Document section
There are reports of potential toxic effects associated with the use of these
edible plants in physiological organs and systems [1-5].
Some of them have been documented for their cytotoxic and genotoxic potential [6], and
some constituents of medicinal plants have been found to be sources of
mutagenic, genotoxic, clastogenic, cytotoxic, carcinogenic and teratogenic
compounds [7], raising concerns about the safety of long-term use of such
plants, especially as
edible vegetables.
Pterocarpus mildbraedii (Fabaceae) Harms is a perennial and
semi-deciduous non-climbing tree that can reach 25 m in height and has a small
rounded crown, commonly called
Oha in Igbo and mkpafere in Ibibio. It is distributed in
West and Central Africa from Guinea to the Democratic Republic of Congo, and is
also found in the Usambara mountains of Tanzania [8, 9]. The leaves of Pterocarpus
mildbraedii are used as vegetable in Nigeria.The Igbo tribe of Eastern Nigeria and some tribes
in Southern Nigeria use the leaf extracts in the treatment of headaches, pains,
fever, convulsions,
and respiratory disorders and as antimicrobial agents [10]
Biological activities reported
onPterocarpus mildbraediiinclude anti-inflammatory [11], anti-diabetic, antioxidant [10-11, 12-14], hepatoprotective [15-19], thrombolytic [11],
nephroprotective [20, 21], hypolipidemic [22]
cardioprotective [23], and antimicrobial [14, 24, 25] potentials. The phytochemical
screening of Pterocarpus mildbraedii leaves reported to have alkaloids,
flavonoids, tannins, saponins
and cardiac glycosides [10, 25, 26].
Phyto-constituents identified in the leaves include lupeol, oleic acid,
palmitic acid, 1,2,3,4 butanetetrol or erythritol, N, N dimethyl-2-propyn-1-
amine, 1,2-benzenediol, 4-hydroxypiperidine, and n-hexadecanoic acid [27]. Here, we report the genotoxic and
cytotoxic activities of P. mildbraedii leaf extract.
2.

Records shown
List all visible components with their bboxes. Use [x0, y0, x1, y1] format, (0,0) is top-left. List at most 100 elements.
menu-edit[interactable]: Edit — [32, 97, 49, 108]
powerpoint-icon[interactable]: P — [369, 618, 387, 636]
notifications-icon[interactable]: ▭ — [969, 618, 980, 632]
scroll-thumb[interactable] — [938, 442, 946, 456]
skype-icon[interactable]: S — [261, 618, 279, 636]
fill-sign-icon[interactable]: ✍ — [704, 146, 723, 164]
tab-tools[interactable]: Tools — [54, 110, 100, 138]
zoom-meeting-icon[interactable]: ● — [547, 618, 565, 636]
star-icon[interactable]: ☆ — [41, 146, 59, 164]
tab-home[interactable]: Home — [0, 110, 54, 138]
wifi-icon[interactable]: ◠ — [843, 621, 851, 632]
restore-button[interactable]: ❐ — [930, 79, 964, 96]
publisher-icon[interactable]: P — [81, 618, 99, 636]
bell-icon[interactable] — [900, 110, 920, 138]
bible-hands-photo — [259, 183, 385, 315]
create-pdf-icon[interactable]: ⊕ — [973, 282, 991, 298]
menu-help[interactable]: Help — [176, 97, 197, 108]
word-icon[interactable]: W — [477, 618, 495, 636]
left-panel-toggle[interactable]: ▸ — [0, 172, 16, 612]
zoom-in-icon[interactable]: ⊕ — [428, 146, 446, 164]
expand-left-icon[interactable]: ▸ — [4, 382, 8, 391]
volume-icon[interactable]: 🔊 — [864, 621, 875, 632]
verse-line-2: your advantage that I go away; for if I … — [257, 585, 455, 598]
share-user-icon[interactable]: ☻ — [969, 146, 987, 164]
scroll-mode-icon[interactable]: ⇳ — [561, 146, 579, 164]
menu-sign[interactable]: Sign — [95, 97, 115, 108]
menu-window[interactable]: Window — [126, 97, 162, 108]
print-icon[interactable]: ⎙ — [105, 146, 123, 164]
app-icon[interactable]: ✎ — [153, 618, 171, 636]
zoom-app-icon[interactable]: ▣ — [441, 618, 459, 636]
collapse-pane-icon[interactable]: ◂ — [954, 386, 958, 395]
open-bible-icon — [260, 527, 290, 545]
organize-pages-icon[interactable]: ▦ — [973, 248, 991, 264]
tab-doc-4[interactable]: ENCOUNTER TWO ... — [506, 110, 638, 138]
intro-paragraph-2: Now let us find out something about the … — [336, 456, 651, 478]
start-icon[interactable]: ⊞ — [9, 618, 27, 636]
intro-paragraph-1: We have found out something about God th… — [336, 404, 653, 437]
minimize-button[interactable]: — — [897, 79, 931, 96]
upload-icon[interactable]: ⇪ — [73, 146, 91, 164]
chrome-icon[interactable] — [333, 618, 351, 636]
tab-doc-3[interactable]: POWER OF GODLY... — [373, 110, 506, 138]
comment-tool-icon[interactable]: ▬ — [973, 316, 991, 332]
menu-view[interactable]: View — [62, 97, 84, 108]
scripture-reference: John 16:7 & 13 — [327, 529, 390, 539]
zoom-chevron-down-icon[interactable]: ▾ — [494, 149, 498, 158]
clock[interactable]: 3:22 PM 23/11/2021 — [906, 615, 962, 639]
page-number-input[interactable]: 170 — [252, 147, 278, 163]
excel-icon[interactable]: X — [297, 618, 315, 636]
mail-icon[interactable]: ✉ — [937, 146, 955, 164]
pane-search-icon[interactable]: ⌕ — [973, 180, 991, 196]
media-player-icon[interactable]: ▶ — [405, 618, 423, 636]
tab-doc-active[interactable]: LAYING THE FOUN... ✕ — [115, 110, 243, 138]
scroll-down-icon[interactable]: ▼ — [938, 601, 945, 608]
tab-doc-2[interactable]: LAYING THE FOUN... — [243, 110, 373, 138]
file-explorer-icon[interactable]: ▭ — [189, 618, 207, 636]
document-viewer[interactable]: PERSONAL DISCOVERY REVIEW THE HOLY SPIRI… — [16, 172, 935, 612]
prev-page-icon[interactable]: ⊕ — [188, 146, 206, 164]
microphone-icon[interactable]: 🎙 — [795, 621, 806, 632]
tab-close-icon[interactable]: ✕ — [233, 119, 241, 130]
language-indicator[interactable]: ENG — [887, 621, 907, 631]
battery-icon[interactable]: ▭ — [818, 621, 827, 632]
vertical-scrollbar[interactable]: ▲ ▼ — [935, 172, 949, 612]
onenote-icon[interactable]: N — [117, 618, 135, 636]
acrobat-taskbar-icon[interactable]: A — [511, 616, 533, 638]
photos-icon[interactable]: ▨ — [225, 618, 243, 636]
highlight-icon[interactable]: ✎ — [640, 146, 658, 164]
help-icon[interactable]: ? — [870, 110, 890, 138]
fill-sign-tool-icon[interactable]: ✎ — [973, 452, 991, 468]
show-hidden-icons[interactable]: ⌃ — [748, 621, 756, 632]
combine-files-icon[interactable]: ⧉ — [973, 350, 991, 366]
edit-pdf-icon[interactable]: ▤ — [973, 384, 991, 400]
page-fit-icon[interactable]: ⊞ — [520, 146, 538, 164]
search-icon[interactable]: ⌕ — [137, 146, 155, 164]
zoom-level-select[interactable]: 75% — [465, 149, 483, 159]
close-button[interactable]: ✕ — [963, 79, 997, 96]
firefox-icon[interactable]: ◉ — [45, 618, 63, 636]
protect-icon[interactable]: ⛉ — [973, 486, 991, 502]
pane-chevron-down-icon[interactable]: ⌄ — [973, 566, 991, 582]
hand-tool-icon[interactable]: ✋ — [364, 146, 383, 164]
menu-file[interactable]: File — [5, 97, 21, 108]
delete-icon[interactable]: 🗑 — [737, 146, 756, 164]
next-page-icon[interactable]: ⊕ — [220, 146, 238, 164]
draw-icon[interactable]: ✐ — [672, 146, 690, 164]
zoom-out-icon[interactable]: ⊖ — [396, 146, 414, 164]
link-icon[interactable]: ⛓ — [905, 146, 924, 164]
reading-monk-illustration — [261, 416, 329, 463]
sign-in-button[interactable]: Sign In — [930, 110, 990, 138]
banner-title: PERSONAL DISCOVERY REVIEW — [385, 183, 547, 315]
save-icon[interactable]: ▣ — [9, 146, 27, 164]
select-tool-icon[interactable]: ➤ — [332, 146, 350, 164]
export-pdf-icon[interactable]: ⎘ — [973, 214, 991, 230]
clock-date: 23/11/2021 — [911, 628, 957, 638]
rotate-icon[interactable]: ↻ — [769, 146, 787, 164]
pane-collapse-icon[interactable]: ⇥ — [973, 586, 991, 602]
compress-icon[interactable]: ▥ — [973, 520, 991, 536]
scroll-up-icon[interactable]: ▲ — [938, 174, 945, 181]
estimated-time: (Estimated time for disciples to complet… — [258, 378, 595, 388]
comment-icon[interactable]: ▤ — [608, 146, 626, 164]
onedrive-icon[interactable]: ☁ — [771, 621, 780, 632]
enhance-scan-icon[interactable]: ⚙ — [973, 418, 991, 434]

Try it
Reproduce word for word the part of the Pterocarpus mildbraedii passage from "Some of them" up to and including "edible vegetables.".

Task answer
Some of them have been documented for their cytotoxic and genotoxic potential [6], and
some constituents of medicinal plants have been found to be sources of
mutagenic, genotoxic, clastogenic, cytotoxic, carcinogenic and teratogenic
compounds [7], raising concerns about the safety of long-term use of such
plants, especially as
edible vegetables.